* Records about charts and figures:
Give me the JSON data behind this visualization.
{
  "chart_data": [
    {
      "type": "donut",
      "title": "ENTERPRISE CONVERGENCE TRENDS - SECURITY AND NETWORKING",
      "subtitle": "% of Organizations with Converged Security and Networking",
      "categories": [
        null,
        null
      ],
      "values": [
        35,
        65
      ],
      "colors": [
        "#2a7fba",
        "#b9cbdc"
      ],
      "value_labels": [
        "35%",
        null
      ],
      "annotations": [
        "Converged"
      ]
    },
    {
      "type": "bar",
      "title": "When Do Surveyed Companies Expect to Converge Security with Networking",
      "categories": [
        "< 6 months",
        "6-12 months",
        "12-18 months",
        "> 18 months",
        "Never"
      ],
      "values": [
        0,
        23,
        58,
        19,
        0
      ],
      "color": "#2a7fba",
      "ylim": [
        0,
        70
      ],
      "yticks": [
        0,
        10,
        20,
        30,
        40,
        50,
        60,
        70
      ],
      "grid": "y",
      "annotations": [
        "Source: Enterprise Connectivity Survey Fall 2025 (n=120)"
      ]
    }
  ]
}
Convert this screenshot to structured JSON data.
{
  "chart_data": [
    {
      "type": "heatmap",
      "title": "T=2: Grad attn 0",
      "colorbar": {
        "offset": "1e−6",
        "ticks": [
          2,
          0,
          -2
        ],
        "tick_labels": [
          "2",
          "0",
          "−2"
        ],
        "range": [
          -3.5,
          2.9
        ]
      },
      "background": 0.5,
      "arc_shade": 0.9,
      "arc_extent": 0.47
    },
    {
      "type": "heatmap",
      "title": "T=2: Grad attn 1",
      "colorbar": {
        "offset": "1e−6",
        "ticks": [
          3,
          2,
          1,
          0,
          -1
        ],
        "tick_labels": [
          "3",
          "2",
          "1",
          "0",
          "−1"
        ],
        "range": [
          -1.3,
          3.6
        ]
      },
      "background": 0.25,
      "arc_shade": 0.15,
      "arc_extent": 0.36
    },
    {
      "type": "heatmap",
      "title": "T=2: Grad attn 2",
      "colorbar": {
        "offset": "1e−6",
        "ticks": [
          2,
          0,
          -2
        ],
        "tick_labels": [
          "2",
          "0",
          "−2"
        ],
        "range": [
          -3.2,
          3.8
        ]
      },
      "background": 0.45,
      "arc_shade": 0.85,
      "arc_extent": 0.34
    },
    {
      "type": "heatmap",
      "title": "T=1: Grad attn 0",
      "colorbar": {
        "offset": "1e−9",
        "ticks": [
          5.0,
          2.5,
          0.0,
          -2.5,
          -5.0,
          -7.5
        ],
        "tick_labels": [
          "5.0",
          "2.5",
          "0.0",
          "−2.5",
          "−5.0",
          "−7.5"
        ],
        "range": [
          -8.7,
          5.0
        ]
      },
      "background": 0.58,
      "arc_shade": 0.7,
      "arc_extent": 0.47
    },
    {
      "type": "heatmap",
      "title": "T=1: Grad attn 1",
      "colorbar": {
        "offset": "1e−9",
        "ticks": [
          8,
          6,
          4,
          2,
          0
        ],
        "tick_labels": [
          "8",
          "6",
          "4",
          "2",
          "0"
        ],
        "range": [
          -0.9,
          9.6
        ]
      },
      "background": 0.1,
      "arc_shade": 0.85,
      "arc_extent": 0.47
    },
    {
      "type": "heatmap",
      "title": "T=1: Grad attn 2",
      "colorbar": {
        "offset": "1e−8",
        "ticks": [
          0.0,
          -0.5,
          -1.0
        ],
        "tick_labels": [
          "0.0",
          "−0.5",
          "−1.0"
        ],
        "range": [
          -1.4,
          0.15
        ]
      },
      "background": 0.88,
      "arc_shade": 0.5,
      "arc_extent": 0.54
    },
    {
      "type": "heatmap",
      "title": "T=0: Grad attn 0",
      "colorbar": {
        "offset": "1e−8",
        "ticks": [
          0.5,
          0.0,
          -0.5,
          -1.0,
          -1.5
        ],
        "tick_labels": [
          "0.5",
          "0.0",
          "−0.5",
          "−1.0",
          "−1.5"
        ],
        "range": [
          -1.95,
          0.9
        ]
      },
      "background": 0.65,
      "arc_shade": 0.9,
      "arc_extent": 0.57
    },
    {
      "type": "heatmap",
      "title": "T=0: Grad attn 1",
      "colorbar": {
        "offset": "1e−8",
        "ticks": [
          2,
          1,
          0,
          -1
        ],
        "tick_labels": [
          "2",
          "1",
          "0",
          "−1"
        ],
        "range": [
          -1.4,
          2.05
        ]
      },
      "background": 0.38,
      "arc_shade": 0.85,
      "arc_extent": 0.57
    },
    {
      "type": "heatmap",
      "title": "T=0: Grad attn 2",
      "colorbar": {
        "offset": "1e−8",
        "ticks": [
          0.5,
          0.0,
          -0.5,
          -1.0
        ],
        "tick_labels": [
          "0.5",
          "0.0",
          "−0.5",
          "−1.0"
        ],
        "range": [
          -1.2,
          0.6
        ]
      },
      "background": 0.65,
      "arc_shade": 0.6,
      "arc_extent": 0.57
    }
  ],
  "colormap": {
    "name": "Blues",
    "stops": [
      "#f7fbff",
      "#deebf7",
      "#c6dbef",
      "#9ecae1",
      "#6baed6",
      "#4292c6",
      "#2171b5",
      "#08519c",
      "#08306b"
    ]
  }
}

* TASK DIRECTIONS:
Read the lines above. Gather those in which the string "Grad" is found.

* WRITTEN REPLY:
      "title": "T=2: Grad attn 0",
      "title": "T=2: Grad attn 1",
      "title": "T=2: Grad attn 2",
      "title": "T=1: Grad attn 0",
      "title": "T=1: Grad attn 1",
      "title": "T=1: Grad attn 2",
      "title": "T=0: Grad attn 0",
      "title": "T=0: Grad attn 1",
      "title": "T=0: Grad attn 2",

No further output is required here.